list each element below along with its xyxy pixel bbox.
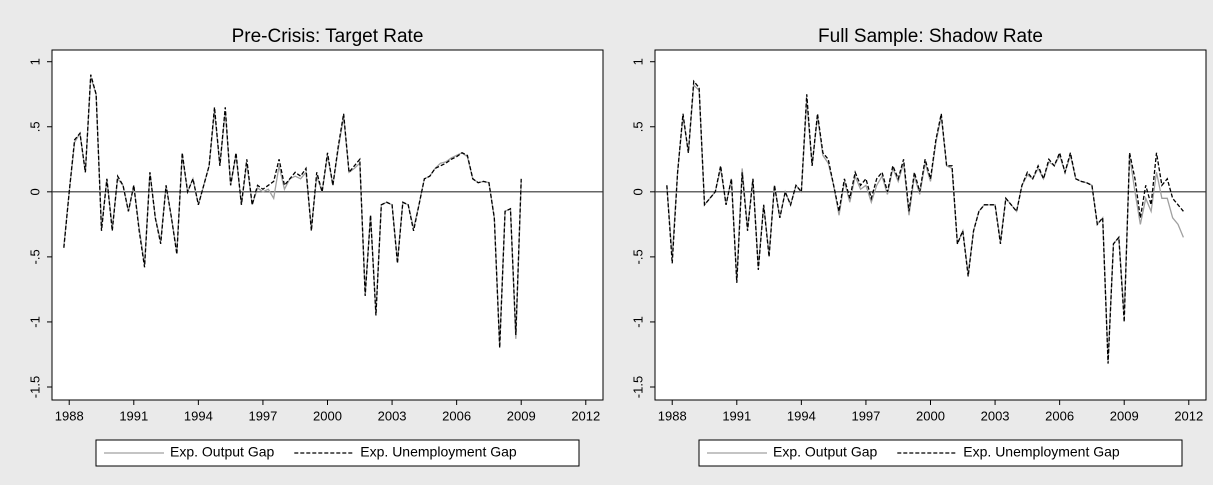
x-tick-label: 2000 xyxy=(916,408,945,423)
y-tick-label: .5 xyxy=(630,121,645,132)
series-line xyxy=(63,74,522,348)
chart-title: Pre-Crisis: Target Rate xyxy=(232,26,424,47)
series-line xyxy=(63,77,522,346)
x-tick-label: 1994 xyxy=(787,408,816,423)
x-tick-label: 2009 xyxy=(507,408,536,423)
x-tick-label: 1997 xyxy=(851,408,880,423)
x-tick-label: 2003 xyxy=(378,408,407,423)
x-tick-label: 2009 xyxy=(1110,408,1139,423)
x-tick-label: 2003 xyxy=(981,408,1010,423)
y-tick-label: -1.5 xyxy=(630,376,645,398)
y-tick-label: 0 xyxy=(27,188,42,195)
legend-label: Exp. Unemployment Gap xyxy=(963,444,1120,460)
y-tick-label: 1 xyxy=(630,58,645,65)
x-tick-label: 1997 xyxy=(248,408,277,423)
y-tick-label: 0 xyxy=(630,188,645,195)
x-tick-label: 1988 xyxy=(658,408,687,423)
x-tick-label: 1994 xyxy=(184,408,213,423)
series-line xyxy=(666,79,1184,364)
x-tick-label: 2000 xyxy=(313,408,342,423)
legend-label: Exp. Output Gap xyxy=(170,444,274,460)
x-tick-label: 2006 xyxy=(442,408,471,423)
legend-label: Exp. Output Gap xyxy=(773,444,877,460)
x-tick-label: 1988 xyxy=(55,408,84,423)
x-tick-label: 1991 xyxy=(722,408,751,423)
x-tick-label: 2012 xyxy=(571,408,600,423)
legend-label: Exp. Unemployment Gap xyxy=(360,444,517,460)
y-tick-label: -1 xyxy=(630,316,645,328)
y-tick-label: -1 xyxy=(27,316,42,328)
chart-title: Full Sample: Shadow Rate xyxy=(818,26,1043,47)
y-tick-label: -1.5 xyxy=(27,376,42,398)
y-tick-label: -.5 xyxy=(630,249,645,264)
y-tick-label: .5 xyxy=(27,121,42,132)
x-tick-label: 2012 xyxy=(1174,408,1203,423)
y-tick-label: -.5 xyxy=(27,249,42,264)
x-tick-label: 1991 xyxy=(119,408,148,423)
x-tick-label: 2006 xyxy=(1045,408,1074,423)
plot-area xyxy=(654,49,1207,401)
y-tick-label: 1 xyxy=(27,58,42,65)
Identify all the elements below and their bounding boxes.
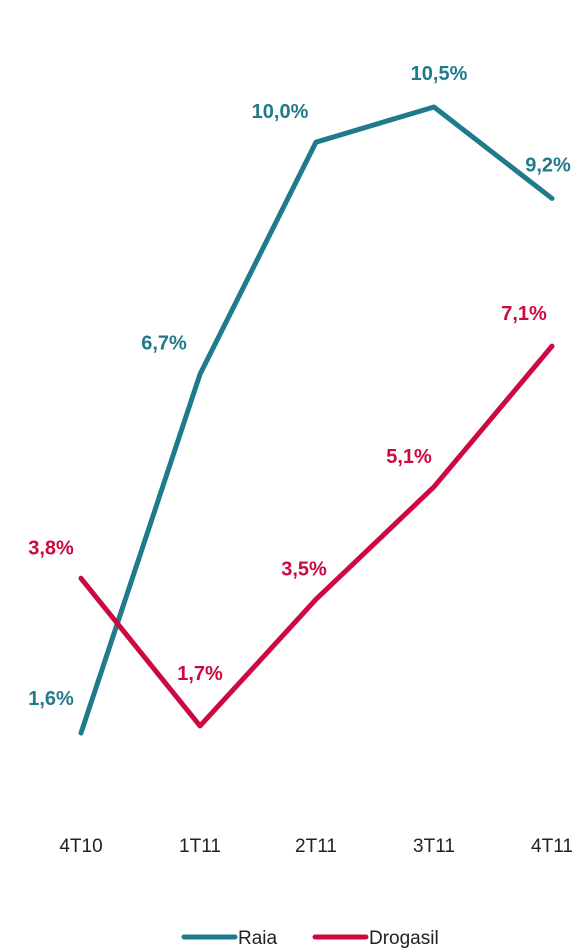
data-label-drogasil-1t11: 1,7% bbox=[177, 663, 223, 685]
x-tick-label-4t11: 4T11 bbox=[531, 836, 573, 857]
data-label-raia-4t11: 9,2% bbox=[525, 154, 571, 176]
data-label-raia-1t11: 6,7% bbox=[141, 332, 187, 354]
data-label-layer: 1,6% 6,7% 10,0% 10,5% 9,2% 3,8% 1,7% 3,5% 5,1% 7,… bbox=[28, 63, 571, 710]
data-label-raia-2t11: 10,0% bbox=[252, 101, 309, 123]
x-tick-label-2t11: 2T11 bbox=[295, 836, 337, 857]
data-label-drogasil-4t10: 3,8% bbox=[28, 537, 74, 559]
data-label-drogasil-4t11: 7,1% bbox=[501, 303, 547, 325]
x-tick-label-1t11: 1T11 bbox=[179, 836, 221, 857]
legend-label-drogasil: Drogasil bbox=[369, 928, 439, 949]
legend: Raia Drogasil bbox=[181, 928, 439, 949]
legend-label-raia: Raia bbox=[238, 928, 278, 949]
data-label-raia-4t10: 1,6% bbox=[28, 688, 74, 710]
data-label-drogasil-2t11: 3,5% bbox=[281, 558, 327, 580]
series-line-drogasil bbox=[78, 343, 555, 729]
x-tick-label-3t11: 3T11 bbox=[413, 836, 455, 857]
data-label-drogasil-3t11: 5,1% bbox=[386, 446, 432, 468]
series-line-raia bbox=[78, 104, 555, 736]
x-tick-label-4t10: 4T10 bbox=[59, 836, 102, 857]
series-layer bbox=[78, 104, 555, 736]
data-label-raia-3t11: 10,5% bbox=[411, 63, 468, 85]
x-axis-tick-labels: 4T10 1T11 2T11 3T11 4T11 bbox=[59, 836, 573, 857]
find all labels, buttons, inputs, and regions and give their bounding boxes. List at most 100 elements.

————

Convert the lines of the records into a Markdown table with the columns Row and Line text. Start at the line containing "data-label-drogasil-1t11: 1,7% bbox=[177, 663, 223, 685]" and end after the line containing "data-label-drogasil-4t11: 7,1% bbox=[501, 303, 547, 325]", leaving out any blank lines.

| Row | Line text |
|---|---|
| 1 | data-label-drogasil-1t11: 1,7% bbox=[177, 663, 223, 685] |
| 2 | x-tick-label-4t11: 4T11 bbox=[531, 836, 573, 857] |
| 3 | data-label-raia-4t11: 9,2% bbox=[525, 154, 571, 176] |
| 4 | data-label-raia-1t11: 6,7% bbox=[141, 332, 187, 354] |
| 5 | data-label-layer: 1,6% 6,7% 10,0% 10,5% 9,2% 3,8% 1,7% 3,5% 5,1% 7,… bbox=[28, 63, 571, 710] |
| 6 | data-label-raia-2t11: 10,0% bbox=[252, 101, 309, 123] |
| 7 | x-tick-label-2t11: 2T11 bbox=[295, 836, 337, 857] |
| 8 | data-label-drogasil-4t10: 3,8% bbox=[28, 537, 74, 559] |
| 9 | data-label-drogasil-4t11: 7,1% bbox=[501, 303, 547, 325] |